Start of Material for this exercise
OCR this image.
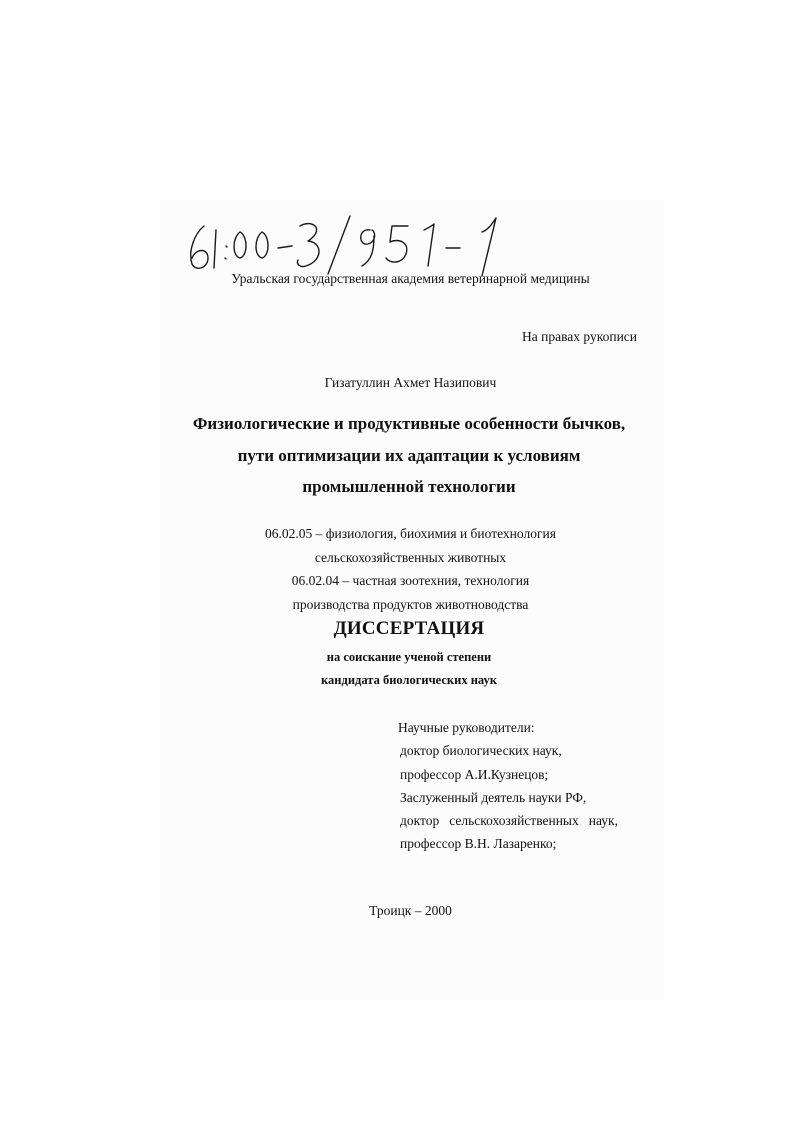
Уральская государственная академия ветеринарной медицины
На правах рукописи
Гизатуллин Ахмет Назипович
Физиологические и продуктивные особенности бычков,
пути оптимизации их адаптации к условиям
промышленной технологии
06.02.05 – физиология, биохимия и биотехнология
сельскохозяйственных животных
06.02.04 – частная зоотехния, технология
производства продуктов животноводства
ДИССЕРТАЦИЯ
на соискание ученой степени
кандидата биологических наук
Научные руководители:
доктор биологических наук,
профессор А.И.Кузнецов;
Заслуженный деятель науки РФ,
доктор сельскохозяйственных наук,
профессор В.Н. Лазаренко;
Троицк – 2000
End of Material for this exercise
Work out the number of lines in this listing that include the word "доктор". Reply with that number only.

2